* **STATED PROBLEM**
The records follow. Transcribe only the lines from the line containing "Read this page and output its text content." through the end, both ends included, and leave out the pictures.

— START RECORDS FOR PROCESSING —

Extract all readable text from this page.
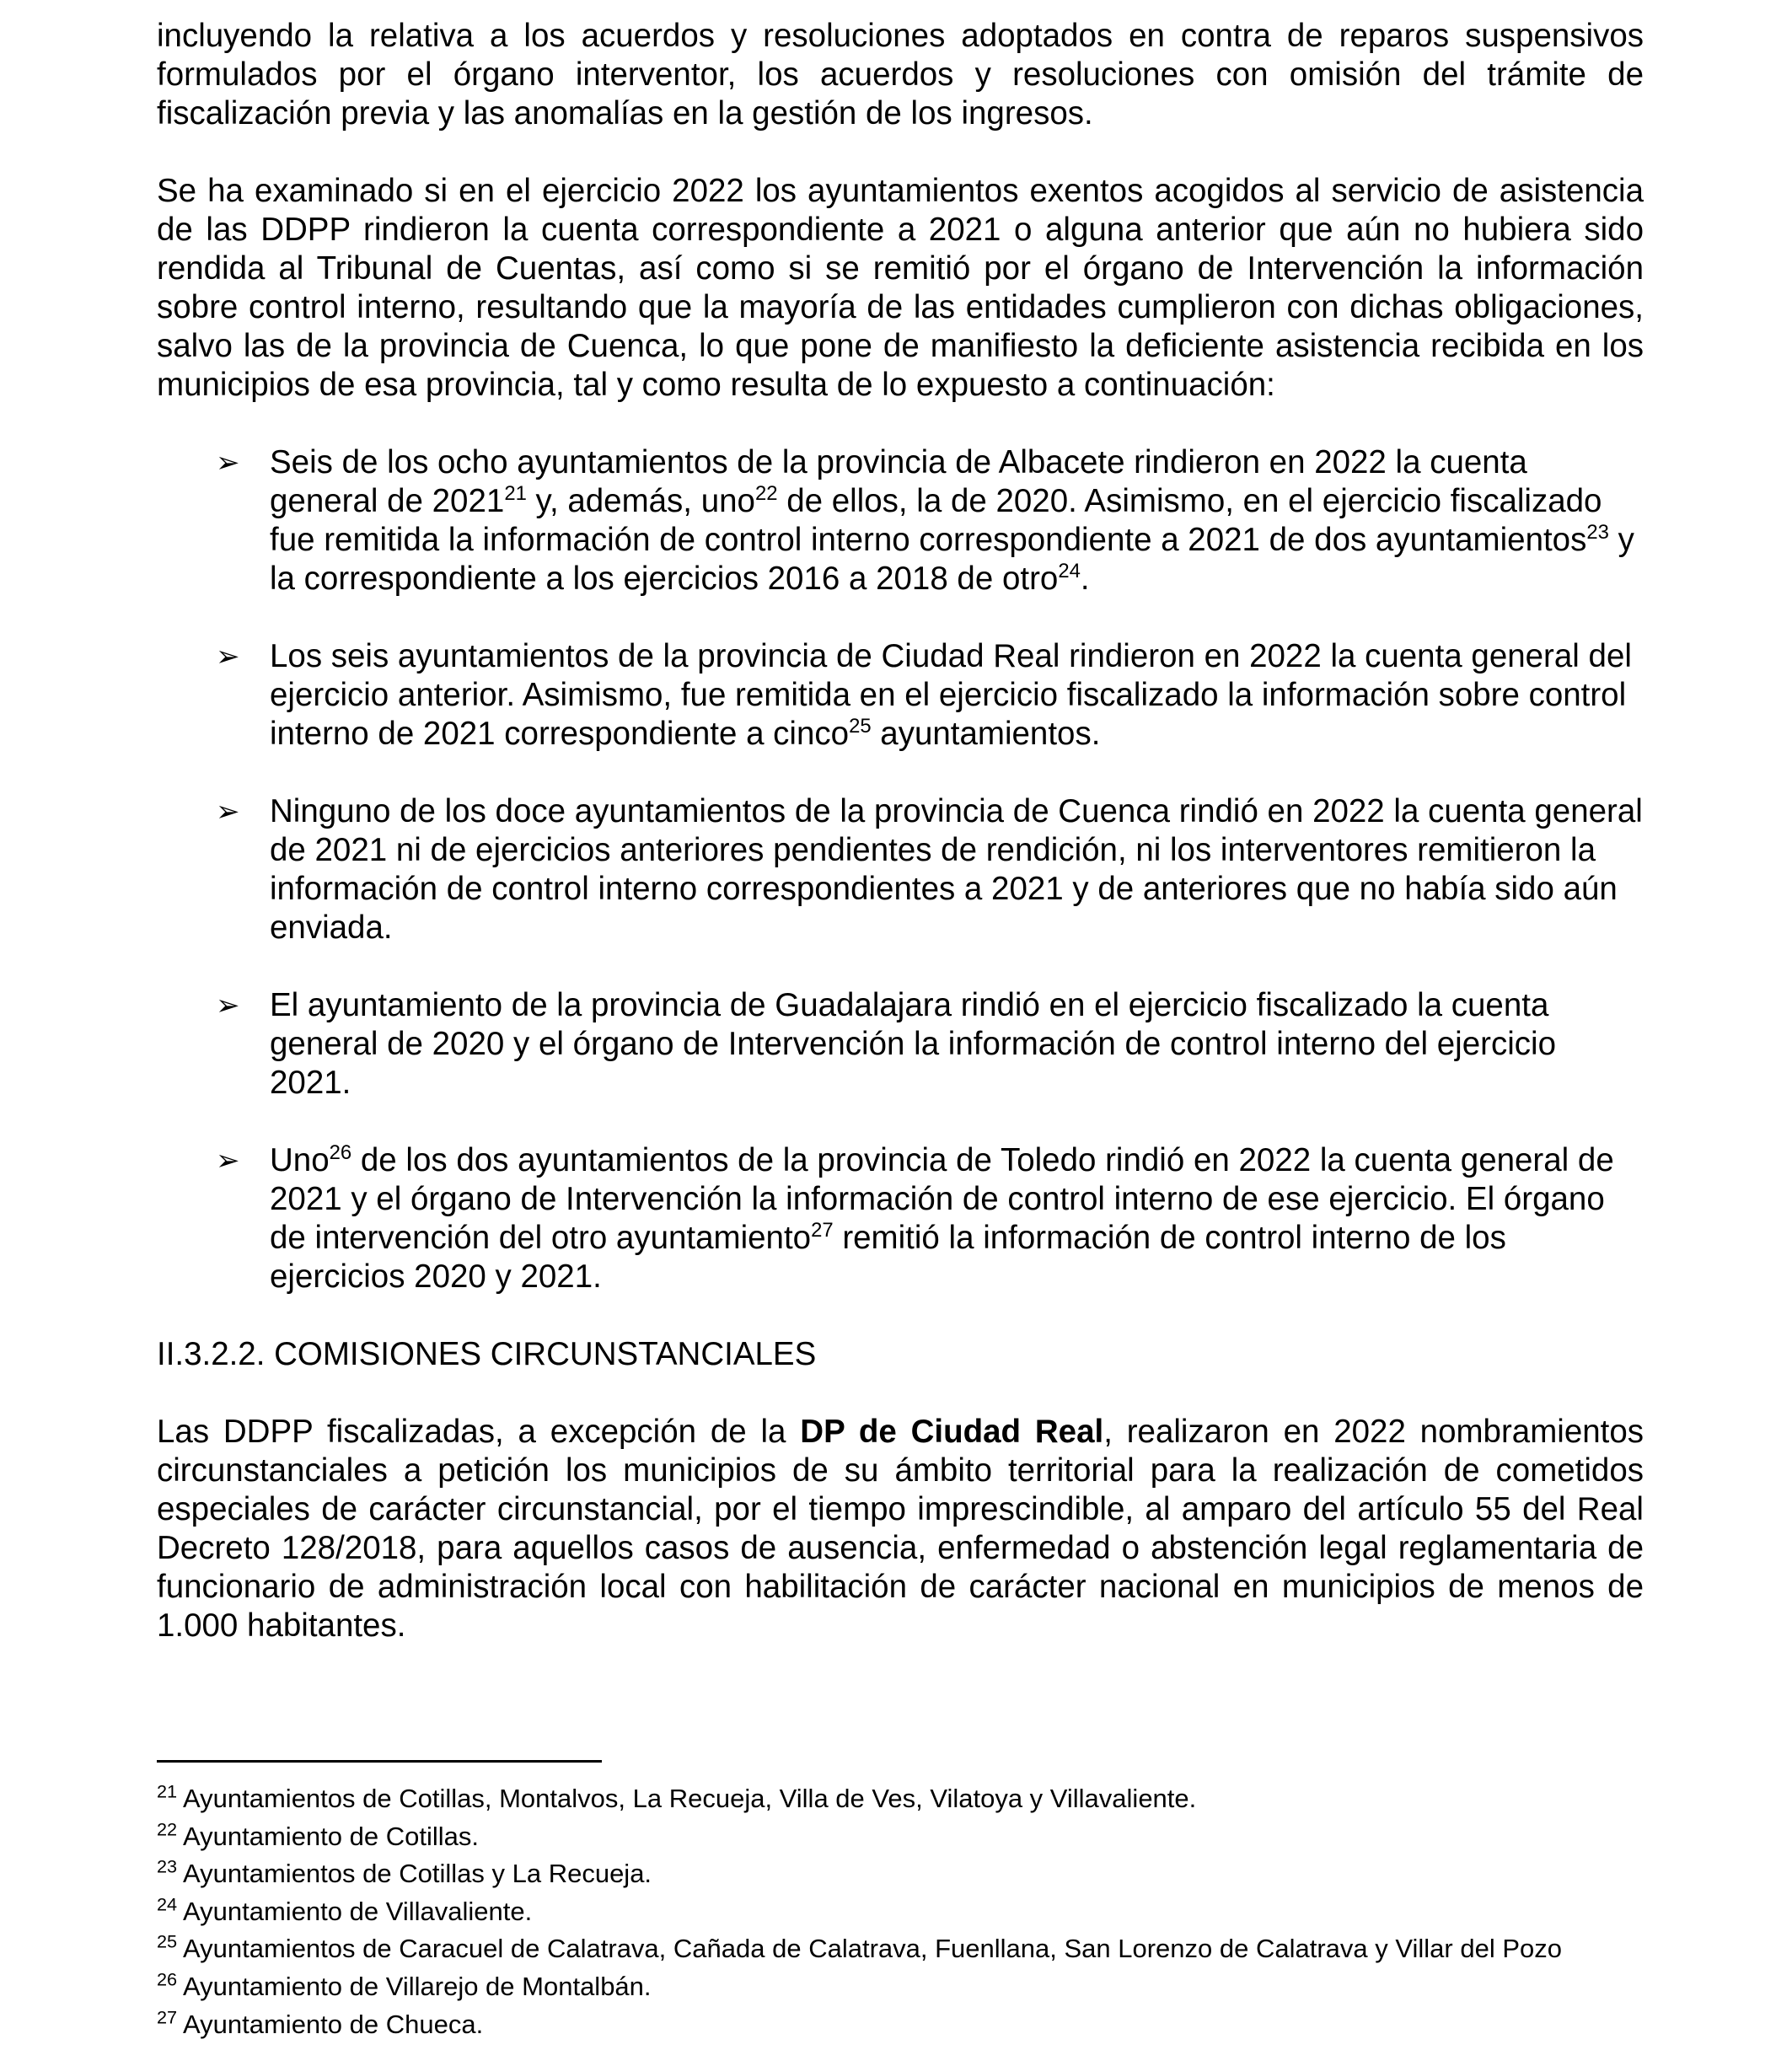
incluyendo la relativa a los acuerdos y resoluciones adoptados en contra de reparos suspensivos formulados por el órgano interventor, los acuerdos y resoluciones con omisión del trámite de fiscalización previa y las anomalías en la gestión de los ingresos.

Se ha examinado si en el ejercicio 2022 los ayuntamientos exentos acogidos al servicio de asistencia de las DDPP rindieron la cuenta correspondiente a 2021 o alguna anterior que aún no hubiera sido rendida al Tribunal de Cuentas, así como si se remitió por el órgano de Intervención la información sobre control interno, resultando que la mayoría de las entidades cumplieron con dichas obligaciones, salvo las de la provincia de Cuenca, lo que pone de manifiesto la deficiente asistencia recibida en los municipios de esa provincia, tal y como resulta de lo expuesto a continuación:

➢ Seis de los ocho ayuntamientos de la provincia de Albacete rindieron en 2022 la cuenta general de 2021$^{21}$ y, además, uno$^{22}$ de ellos, la de 2020. Asimismo, en el ejercicio fiscalizado fue remitida la información de control interno correspondiente a 2021 de dos ayuntamientos$^{23}$ y la correspondiente a los ejercicios 2016 a 2018 de otro$^{24}$.
➢ Los seis ayuntamientos de la provincia de Ciudad Real rindieron en 2022 la cuenta general del ejercicio anterior. Asimismo, fue remitida en el ejercicio fiscalizado la información sobre control interno de 2021 correspondiente a cinco$^{25}$ ayuntamientos.
➢ Ninguno de los doce ayuntamientos de la provincia de Cuenca rindió en 2022 la cuenta general de 2021 ni de ejercicios anteriores pendientes de rendición, ni los interventores remitieron la información de control interno correspondientes a 2021 y de anteriores que no había sido aún enviada.
➢ El ayuntamiento de la provincia de Guadalajara rindió en el ejercicio fiscalizado la cuenta general de 2020 y el órgano de Intervención la información de control interno del ejercicio 2021.
➢ Uno$^{26}$ de los dos ayuntamientos de la provincia de Toledo rindió en 2022 la cuenta general de 2021 y el órgano de Intervención la información de control interno de ese ejercicio. El órgano de intervención del otro ayuntamiento$^{27}$ remitió la información de control interno de los ejercicios 2020 y 2021.

II.3.2.2. COMISIONES CIRCUNSTANCIALES

Las DDPP fiscalizadas, a excepción de la DP de Ciudad Real, realizaron en 2022 nombramientos circunstanciales a petición los municipios de su ámbito territorial para la realización de cometidos especiales de carácter circunstancial, por el tiempo imprescindible, al amparo del artículo 55 del Real Decreto 128/2018, para aquellos casos de ausencia, enfermedad o abstención legal reglamentaria de funcionario de administración local con habilitación de carácter nacional en municipios de menos de 1.000 habitantes.

$^{21}$ Ayuntamientos de Cotillas, Montalvos, La Recueja, Villa de Ves, Vilatoya y Villavaliente.
$^{22}$ Ayuntamiento de Cotillas.
$^{23}$ Ayuntamientos de Cotillas y La Recueja.
$^{24}$ Ayuntamiento de Villavaliente.
$^{25}$ Ayuntamientos de Caracuel de Calatrava, Cañada de Calatrava, Fuenllana, San Lorenzo de Calatrava y Villar del Pozo
$^{26}$ Ayuntamiento de Villarejo de Montalbán.
$^{27}$ Ayuntamiento de Chueca.
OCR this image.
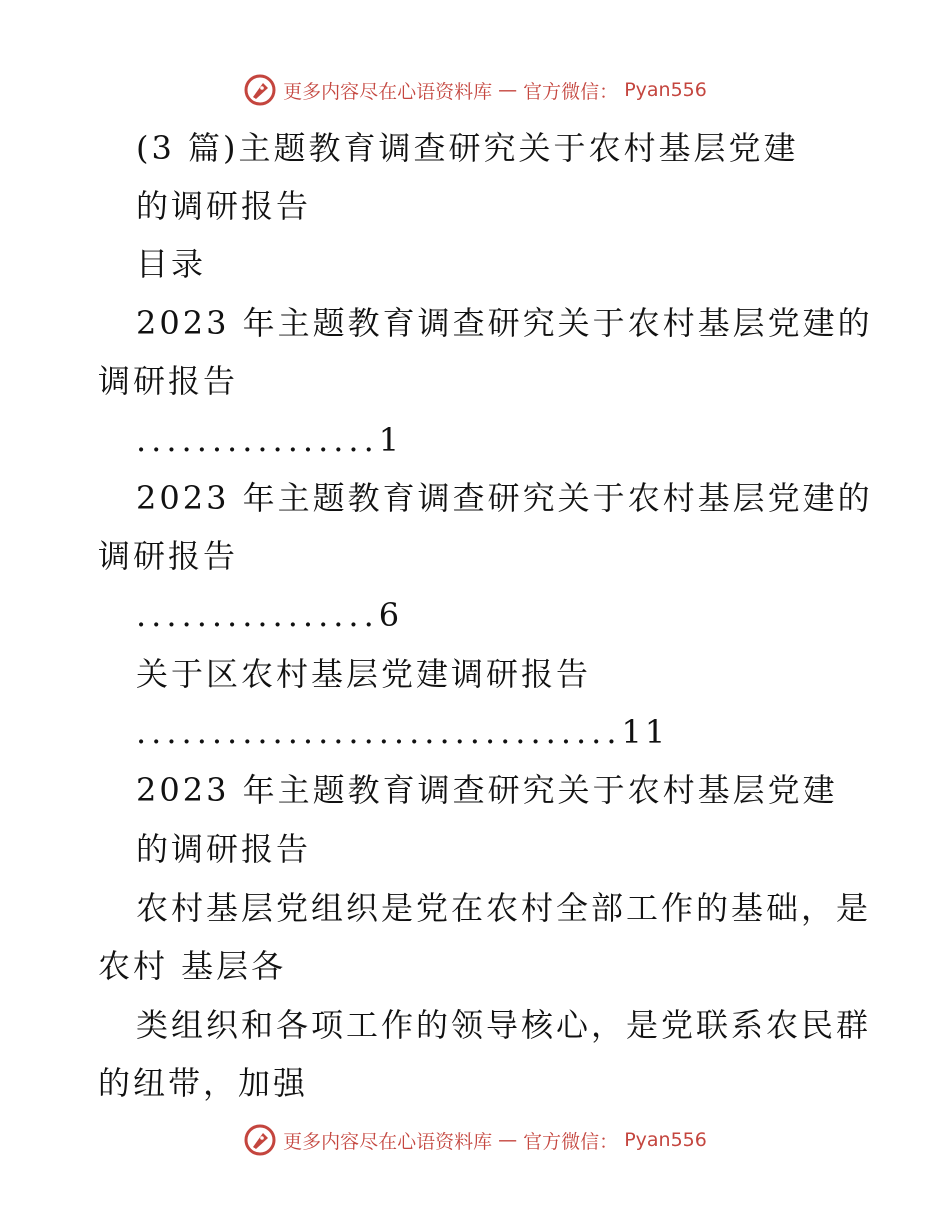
更多内容尽在心语资料库 — 官方微信： Pyan556
(3 篇)主题教育调查研究关于农村基层党建
的调研报告
目录
2023 年主题教育调查研究关于农村基层党建的
调研报告
................1
2023 年主题教育调查研究关于农村基层党建的
调研报告
................6
关于区农村基层党建调研报告
................................11
2023 年主题教育调查研究关于农村基层党建
的调研报告
农村基层党组织是党在农村全部工作的基础，是
农村 基层各
类组织和各项工作的领导核心，是党联系农民群
的纽带，加强
更多内容尽在心语资料库 — 官方微信： Pyan556
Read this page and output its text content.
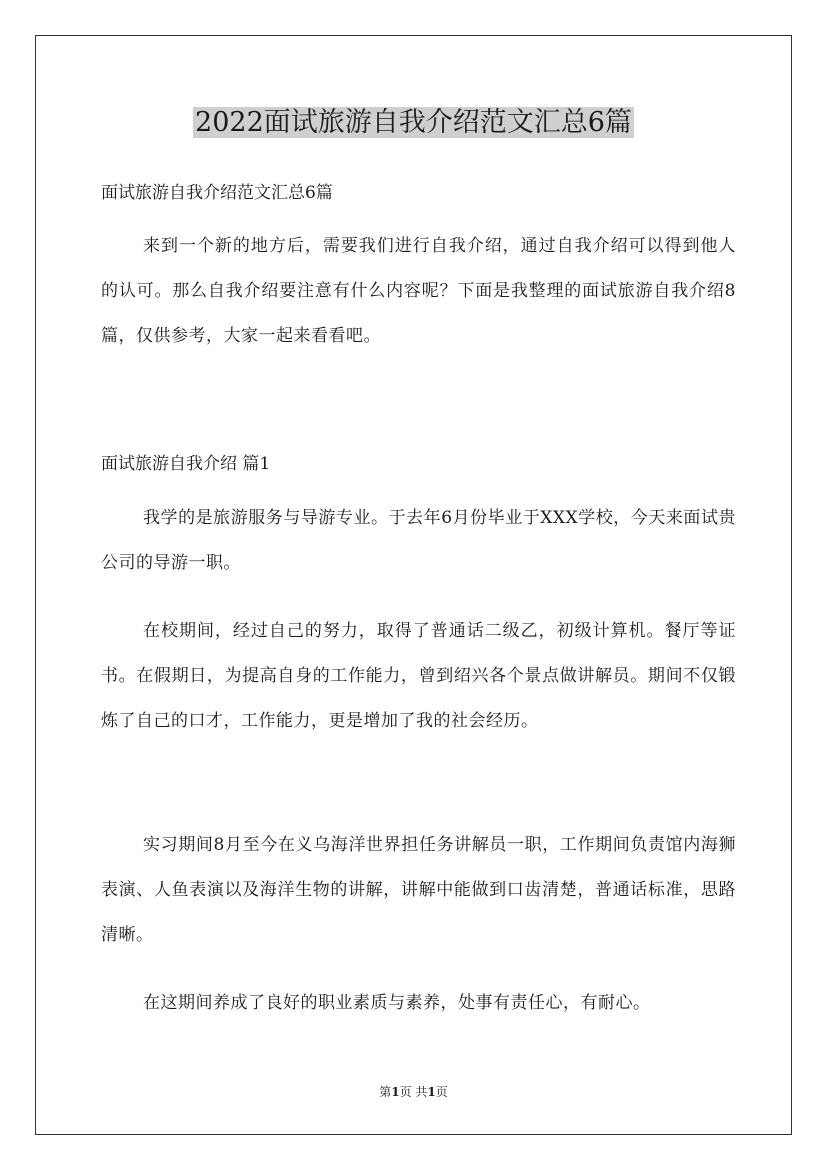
2022面试旅游自我介绍范文汇总6篇
面试旅游自我介绍范文汇总6篇
来到一个新的地方后，需要我们进行自我介绍，通过自我介绍可以得到他人的认可。那么自我介绍要注意有什么内容呢？下面是我整理的面试旅游自我介绍8篇，仅供参考，大家一起来看看吧。
面试旅游自我介绍 篇1
我学的是旅游服务与导游专业。于去年6月份毕业于XXX学校，今天来面试贵公司的导游一职。
在校期间，经过自己的努力，取得了普通话二级乙，初级计算机。餐厅等证书。在假期日，为提高自身的工作能力，曾到绍兴各个景点做讲解员。期间不仅锻炼了自己的口才，工作能力，更是增加了我的社会经历。
实习期间8月至今在义乌海洋世界担任务讲解员一职，工作期间负责馆内海狮表演、人鱼表演以及海洋生物的讲解，讲解中能做到口齿清楚，普通话标准，思路清晰。
在这期间养成了良好的职业素质与素养，处事有责任心，有耐心。
第1页 共1页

— END RECORDS FOR PROCESSING —

* **THE RESPONSE**
Read this page and output its text content.
2022面试旅游自我介绍范文汇总6篇
面试旅游自我介绍范文汇总6篇
来到一个新的地方后，需要我们进行自我介绍，通过自我介绍可以得到他人的认可。那么自我介绍要注意有什么内容呢？下面是我整理的面试旅游自我介绍8篇，仅供参考，大家一起来看看吧。
面试旅游自我介绍 篇1
我学的是旅游服务与导游专业。于去年6月份毕业于XXX学校，今天来面试贵公司的导游一职。
在校期间，经过自己的努力，取得了普通话二级乙，初级计算机。餐厅等证书。在假期日，为提高自身的工作能力，曾到绍兴各个景点做讲解员。期间不仅锻炼了自己的口才，工作能力，更是增加了我的社会经历。
实习期间8月至今在义乌海洋世界担任务讲解员一职，工作期间负责馆内海狮表演、人鱼表演以及海洋生物的讲解，讲解中能做到口齿清楚，普通话标准，思路清晰。
在这期间养成了良好的职业素质与素养，处事有责任心，有耐心。
第1页 共1页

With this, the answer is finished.